Recorded data:
::::

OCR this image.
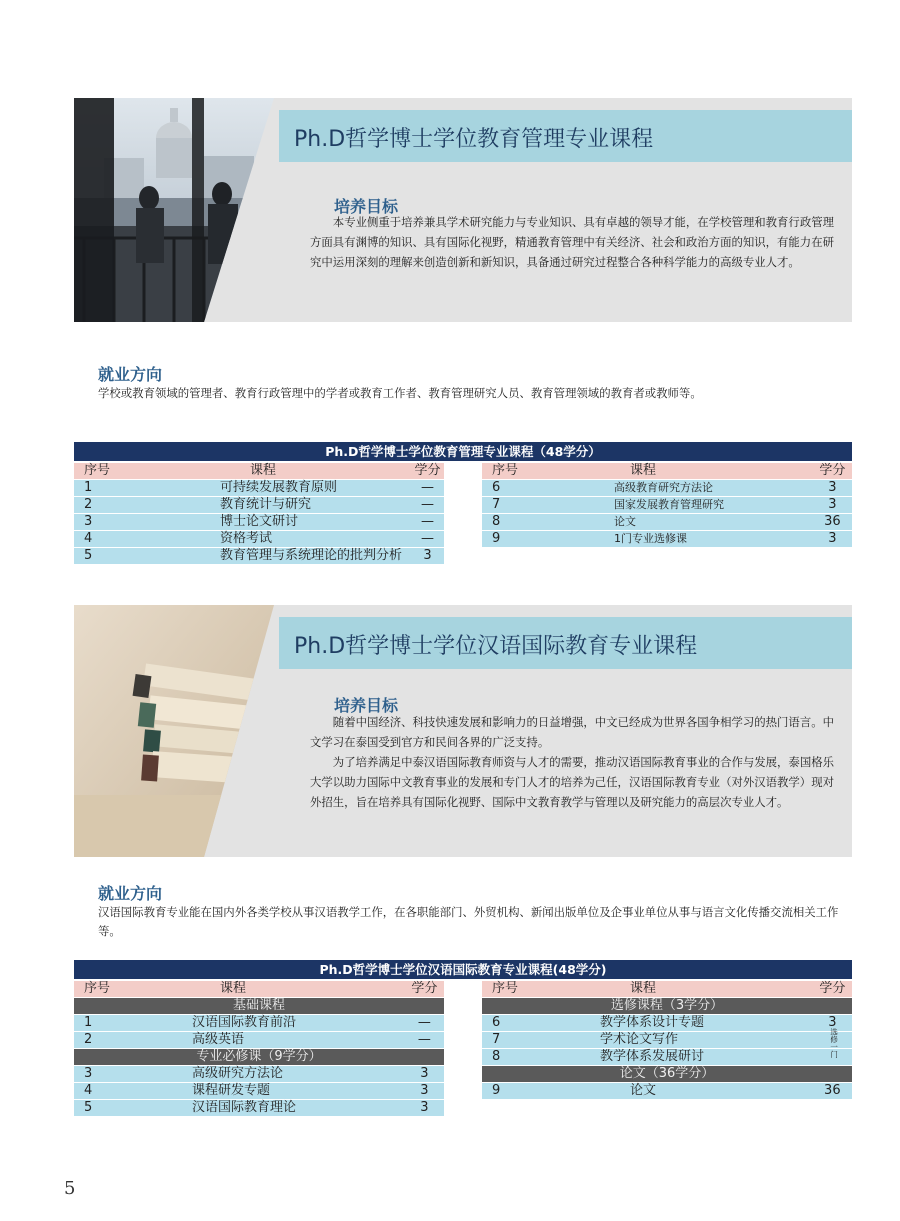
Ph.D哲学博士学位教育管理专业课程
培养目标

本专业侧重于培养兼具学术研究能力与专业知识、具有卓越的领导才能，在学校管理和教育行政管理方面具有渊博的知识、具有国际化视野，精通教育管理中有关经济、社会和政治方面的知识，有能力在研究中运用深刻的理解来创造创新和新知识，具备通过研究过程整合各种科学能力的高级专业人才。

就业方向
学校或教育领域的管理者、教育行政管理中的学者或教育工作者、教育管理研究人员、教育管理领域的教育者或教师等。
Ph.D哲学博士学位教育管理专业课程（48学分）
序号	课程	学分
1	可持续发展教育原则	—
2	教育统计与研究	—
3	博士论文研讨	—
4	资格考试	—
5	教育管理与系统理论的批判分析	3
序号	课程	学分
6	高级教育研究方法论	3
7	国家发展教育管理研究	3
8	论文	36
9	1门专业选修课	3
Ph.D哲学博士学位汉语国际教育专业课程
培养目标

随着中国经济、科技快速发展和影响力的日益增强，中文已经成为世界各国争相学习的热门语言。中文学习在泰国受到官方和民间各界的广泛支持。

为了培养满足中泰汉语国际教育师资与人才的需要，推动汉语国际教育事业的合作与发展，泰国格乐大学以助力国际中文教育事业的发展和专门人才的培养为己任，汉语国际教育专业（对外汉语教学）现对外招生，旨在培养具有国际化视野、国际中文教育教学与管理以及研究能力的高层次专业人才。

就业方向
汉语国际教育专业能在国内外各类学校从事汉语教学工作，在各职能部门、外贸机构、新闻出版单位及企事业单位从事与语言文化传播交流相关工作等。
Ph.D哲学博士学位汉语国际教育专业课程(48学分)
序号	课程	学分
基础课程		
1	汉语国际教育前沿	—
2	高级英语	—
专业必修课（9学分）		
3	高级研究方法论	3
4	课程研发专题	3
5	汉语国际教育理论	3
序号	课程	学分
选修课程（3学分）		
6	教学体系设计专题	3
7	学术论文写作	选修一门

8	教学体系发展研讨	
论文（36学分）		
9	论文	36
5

::::

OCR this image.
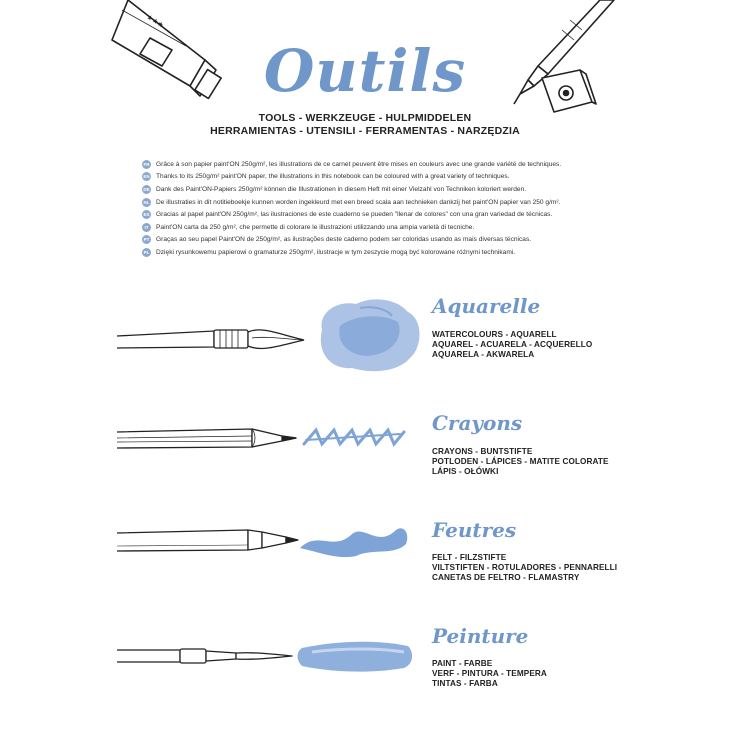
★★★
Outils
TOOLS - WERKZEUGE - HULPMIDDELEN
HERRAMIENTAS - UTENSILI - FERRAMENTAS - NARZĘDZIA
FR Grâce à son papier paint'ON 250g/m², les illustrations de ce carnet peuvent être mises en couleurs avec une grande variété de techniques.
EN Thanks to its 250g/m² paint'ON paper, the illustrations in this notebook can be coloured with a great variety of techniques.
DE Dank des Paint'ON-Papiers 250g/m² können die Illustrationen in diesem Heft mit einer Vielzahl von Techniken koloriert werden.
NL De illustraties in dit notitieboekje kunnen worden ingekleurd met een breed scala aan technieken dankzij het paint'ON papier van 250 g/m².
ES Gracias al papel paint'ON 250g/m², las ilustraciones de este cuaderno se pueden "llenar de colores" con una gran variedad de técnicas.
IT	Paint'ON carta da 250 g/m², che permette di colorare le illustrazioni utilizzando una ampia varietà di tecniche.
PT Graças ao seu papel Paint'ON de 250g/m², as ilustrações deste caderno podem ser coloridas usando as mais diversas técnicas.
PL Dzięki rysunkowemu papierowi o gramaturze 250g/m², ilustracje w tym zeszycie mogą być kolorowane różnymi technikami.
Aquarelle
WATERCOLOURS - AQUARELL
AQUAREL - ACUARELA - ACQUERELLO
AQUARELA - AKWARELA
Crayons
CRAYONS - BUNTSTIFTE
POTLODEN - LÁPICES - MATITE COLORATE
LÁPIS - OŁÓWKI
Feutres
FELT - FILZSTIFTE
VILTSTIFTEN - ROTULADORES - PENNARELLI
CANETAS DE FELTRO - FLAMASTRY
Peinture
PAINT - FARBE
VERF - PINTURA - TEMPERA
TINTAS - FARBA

::::

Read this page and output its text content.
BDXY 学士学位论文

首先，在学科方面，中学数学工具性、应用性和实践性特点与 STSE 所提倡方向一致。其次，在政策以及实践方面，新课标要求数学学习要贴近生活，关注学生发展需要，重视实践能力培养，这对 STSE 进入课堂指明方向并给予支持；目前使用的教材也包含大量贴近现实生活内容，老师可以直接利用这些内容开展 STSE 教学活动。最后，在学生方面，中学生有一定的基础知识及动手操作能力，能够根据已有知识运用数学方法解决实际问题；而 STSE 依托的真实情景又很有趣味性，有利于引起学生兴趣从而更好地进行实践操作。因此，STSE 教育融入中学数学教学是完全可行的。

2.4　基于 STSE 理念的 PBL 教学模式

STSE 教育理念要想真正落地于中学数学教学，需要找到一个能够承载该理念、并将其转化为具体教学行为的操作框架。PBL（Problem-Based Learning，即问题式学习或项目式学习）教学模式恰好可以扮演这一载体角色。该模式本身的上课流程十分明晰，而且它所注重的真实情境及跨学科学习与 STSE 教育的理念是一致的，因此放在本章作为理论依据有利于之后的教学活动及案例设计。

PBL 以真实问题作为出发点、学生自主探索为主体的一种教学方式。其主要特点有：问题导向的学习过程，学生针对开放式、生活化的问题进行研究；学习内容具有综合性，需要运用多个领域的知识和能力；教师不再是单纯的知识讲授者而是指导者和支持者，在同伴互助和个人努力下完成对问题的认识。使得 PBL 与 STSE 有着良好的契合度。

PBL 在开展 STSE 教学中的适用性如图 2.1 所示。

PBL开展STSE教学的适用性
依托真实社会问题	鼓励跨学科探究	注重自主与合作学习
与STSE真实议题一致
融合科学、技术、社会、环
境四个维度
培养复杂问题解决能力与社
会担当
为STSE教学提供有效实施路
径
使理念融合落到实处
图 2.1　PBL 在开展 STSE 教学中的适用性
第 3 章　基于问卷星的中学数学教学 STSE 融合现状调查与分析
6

::::

Reproduce every line from the entries that holds the word "illustrations".

**PROBLEM SOLUTION:**
FR Grâce à son papier paint'ON 250g/m², les illustrations de ce carnet peuvent être mises en couleurs avec une grande variété de techniques.
EN Thanks to its 250g/m² paint'ON paper, the illustrations in this notebook can be coloured with a great variety of techniques.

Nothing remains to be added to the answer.